- RECORDS PROVIDED -
##############################
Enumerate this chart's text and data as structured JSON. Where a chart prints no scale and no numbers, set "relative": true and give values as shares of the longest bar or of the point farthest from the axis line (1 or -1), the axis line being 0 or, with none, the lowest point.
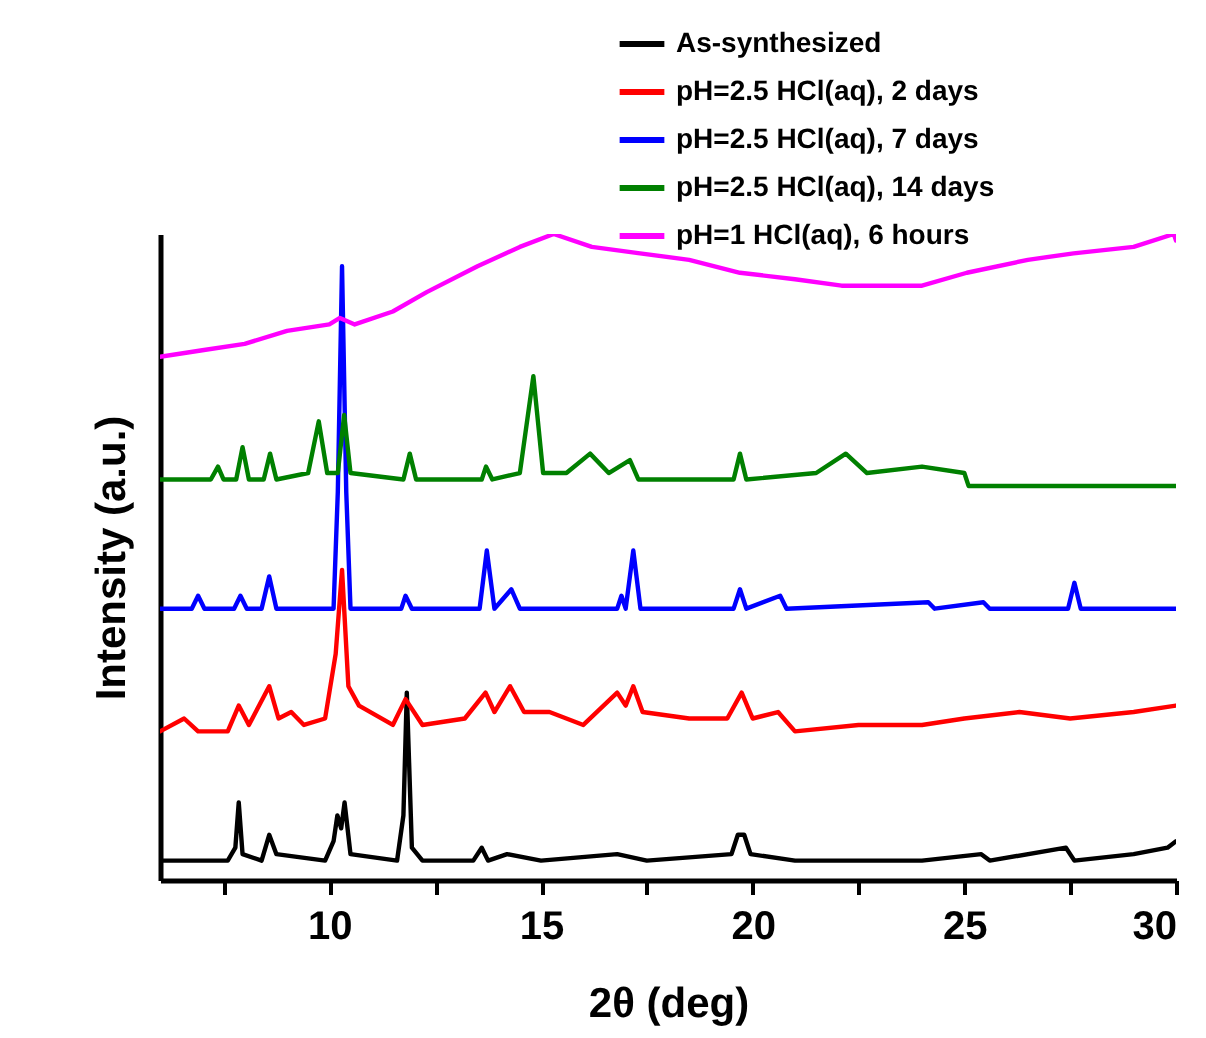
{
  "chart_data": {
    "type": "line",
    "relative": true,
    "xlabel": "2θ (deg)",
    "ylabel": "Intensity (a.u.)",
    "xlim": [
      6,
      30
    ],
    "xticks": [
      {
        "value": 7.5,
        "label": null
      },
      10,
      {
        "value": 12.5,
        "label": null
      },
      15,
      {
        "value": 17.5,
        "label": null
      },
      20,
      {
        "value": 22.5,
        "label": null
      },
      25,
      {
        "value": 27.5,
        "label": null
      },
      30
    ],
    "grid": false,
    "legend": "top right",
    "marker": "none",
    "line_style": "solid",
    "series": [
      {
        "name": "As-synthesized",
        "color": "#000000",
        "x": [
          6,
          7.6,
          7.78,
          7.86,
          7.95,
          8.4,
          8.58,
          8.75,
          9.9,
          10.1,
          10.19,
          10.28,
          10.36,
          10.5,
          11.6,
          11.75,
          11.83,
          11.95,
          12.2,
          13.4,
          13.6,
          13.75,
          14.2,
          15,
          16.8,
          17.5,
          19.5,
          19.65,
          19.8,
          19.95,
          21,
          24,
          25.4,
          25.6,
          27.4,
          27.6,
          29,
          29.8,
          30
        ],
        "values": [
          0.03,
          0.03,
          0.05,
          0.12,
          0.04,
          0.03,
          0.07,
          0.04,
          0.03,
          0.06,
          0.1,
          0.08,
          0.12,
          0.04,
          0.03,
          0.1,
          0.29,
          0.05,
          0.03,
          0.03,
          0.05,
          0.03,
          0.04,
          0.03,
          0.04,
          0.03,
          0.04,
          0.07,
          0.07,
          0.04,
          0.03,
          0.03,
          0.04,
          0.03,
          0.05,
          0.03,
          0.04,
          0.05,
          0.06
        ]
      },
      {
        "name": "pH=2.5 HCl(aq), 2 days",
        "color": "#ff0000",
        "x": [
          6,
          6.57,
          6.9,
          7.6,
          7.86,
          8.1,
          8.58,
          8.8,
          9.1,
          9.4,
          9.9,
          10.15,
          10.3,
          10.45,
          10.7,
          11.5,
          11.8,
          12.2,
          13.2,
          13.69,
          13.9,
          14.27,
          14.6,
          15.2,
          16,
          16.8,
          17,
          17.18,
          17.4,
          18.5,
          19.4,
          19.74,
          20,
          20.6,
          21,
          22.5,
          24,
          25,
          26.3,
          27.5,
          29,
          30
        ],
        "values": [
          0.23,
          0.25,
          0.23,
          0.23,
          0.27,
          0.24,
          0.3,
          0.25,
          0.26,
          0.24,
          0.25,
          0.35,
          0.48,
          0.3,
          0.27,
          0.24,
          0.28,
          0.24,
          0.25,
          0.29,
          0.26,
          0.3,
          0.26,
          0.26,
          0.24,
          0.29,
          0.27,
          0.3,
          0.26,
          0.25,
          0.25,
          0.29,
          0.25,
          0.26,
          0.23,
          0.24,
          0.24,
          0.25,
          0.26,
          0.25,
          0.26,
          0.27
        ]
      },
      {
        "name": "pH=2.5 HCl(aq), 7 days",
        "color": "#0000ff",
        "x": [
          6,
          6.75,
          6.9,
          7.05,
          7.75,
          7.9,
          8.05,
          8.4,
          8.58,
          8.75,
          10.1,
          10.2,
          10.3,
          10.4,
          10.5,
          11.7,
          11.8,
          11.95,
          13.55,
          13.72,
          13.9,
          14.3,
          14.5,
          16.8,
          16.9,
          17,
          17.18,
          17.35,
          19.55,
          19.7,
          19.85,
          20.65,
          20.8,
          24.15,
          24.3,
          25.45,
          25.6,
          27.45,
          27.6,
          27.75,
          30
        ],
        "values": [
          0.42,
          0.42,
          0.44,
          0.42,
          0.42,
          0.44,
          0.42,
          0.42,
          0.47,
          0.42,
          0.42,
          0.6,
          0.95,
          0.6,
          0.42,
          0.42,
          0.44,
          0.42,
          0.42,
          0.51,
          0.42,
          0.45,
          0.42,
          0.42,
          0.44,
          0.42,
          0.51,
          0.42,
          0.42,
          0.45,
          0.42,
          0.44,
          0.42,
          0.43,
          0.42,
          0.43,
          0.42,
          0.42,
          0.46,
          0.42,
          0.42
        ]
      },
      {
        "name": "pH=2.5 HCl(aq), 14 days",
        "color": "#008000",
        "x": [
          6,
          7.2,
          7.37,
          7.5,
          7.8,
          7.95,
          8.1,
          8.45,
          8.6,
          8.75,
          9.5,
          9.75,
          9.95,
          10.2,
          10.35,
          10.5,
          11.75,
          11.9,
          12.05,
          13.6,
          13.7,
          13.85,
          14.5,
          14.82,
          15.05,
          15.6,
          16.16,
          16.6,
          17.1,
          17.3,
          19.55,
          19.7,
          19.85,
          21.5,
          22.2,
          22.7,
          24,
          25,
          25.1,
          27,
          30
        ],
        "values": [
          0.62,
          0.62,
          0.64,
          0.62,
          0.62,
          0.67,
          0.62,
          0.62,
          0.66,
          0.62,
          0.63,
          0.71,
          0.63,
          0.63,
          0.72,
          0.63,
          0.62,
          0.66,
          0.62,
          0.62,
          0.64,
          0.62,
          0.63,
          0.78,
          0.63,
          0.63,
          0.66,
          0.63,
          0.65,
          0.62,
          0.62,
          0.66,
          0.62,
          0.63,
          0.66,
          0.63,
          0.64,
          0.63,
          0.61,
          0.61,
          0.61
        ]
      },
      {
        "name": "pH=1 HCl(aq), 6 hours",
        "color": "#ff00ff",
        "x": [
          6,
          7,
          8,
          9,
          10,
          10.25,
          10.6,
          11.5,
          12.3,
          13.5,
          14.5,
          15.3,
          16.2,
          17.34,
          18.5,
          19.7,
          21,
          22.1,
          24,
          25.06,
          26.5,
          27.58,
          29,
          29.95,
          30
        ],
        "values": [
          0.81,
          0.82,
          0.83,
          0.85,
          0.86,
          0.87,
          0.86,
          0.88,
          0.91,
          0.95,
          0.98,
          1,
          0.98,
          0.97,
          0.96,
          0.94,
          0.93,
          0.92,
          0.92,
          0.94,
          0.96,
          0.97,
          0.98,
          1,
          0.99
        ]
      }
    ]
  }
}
##############################
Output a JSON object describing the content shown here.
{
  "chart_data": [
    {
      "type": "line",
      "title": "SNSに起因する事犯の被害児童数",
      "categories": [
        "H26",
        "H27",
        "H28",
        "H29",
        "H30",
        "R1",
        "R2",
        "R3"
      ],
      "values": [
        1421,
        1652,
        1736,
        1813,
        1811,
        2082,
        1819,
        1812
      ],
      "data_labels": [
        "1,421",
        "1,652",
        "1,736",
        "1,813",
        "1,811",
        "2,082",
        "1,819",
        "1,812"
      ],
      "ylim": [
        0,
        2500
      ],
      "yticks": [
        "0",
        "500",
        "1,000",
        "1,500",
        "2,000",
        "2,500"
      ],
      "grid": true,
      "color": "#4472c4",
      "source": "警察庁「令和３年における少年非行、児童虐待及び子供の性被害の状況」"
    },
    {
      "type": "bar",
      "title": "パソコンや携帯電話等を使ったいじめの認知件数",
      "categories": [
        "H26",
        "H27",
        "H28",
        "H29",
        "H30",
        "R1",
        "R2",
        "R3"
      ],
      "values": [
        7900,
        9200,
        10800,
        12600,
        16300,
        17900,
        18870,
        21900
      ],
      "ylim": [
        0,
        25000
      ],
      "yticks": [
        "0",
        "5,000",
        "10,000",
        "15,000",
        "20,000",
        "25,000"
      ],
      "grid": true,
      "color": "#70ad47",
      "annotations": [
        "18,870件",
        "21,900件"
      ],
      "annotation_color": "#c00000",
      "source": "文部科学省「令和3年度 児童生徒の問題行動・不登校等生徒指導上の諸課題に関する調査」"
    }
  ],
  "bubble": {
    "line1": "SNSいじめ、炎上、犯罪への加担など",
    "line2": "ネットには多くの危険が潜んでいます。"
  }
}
##############################
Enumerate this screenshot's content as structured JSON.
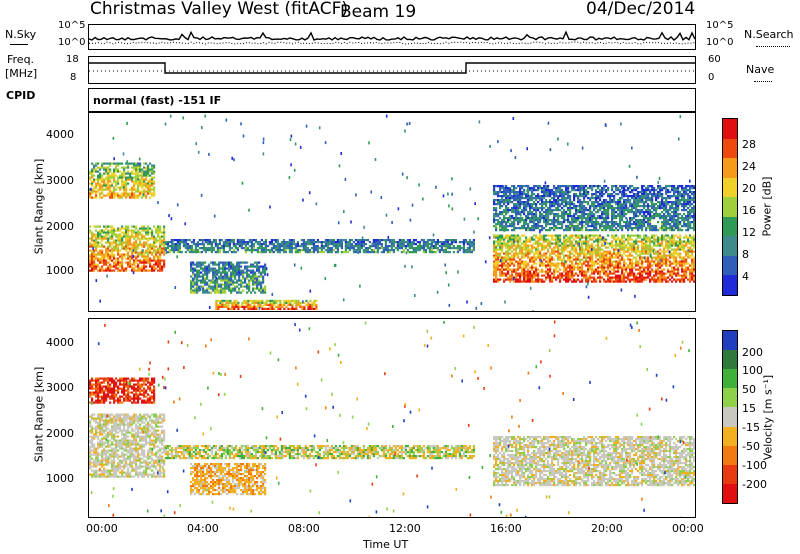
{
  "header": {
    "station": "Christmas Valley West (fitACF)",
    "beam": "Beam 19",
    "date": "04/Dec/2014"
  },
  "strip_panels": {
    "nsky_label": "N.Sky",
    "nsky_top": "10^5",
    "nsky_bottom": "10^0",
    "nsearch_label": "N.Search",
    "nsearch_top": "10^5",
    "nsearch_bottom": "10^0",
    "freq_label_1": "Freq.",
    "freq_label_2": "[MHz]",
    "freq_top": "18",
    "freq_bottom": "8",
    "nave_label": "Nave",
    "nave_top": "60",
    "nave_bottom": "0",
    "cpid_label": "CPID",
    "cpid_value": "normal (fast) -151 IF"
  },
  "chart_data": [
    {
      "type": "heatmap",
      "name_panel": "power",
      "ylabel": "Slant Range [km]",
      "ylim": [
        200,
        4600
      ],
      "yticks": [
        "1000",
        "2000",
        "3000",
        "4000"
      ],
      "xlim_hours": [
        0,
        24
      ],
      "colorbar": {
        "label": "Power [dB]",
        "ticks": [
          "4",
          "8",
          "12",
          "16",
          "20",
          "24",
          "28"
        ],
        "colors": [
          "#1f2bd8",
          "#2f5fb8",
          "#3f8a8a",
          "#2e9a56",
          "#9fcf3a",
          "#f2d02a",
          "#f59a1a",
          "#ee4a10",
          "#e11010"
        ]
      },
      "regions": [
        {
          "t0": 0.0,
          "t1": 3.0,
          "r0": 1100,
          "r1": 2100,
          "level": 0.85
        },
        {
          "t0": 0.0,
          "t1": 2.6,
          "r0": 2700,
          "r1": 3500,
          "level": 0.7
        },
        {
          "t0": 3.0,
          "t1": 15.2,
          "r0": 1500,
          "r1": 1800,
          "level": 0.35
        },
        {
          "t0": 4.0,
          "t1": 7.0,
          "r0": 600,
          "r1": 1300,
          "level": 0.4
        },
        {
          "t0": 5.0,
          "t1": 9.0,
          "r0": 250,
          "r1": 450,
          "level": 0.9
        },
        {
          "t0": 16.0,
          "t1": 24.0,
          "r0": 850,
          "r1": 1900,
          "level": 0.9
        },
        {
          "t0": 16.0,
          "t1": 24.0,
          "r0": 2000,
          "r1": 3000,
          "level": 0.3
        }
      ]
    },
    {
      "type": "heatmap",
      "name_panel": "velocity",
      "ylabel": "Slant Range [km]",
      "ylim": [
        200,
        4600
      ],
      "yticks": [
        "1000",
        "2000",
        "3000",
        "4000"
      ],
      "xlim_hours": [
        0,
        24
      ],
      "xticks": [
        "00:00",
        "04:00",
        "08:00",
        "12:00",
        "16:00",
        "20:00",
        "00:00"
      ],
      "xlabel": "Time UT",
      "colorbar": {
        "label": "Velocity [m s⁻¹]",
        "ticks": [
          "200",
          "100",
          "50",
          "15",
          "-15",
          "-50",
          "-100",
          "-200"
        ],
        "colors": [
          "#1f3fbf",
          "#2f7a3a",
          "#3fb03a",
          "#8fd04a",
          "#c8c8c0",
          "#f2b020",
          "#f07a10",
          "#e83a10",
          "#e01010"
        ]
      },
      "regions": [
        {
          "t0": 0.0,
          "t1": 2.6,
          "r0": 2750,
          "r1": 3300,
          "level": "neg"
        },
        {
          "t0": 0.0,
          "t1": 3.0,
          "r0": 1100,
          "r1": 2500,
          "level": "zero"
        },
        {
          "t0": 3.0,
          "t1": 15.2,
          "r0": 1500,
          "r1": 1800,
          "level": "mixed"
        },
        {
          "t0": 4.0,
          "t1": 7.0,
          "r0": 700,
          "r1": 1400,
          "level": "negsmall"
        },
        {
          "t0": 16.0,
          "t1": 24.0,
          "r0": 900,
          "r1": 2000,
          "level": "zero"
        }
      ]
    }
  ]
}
##############################
- WORK TO DO -
Each line above that includes "level" should be shown.

- SOLUTION TO THE EXERCISE -
          "level": 0.85
          "level": 0.7
          "level": 0.35
          "level": 0.4
          "level": 0.9
          "level": 0.9
          "level": 0.3
          "level": "neg"
          "level": "zero"
          "level": "mixed"
          "level": "negsmall"
          "level": "zero"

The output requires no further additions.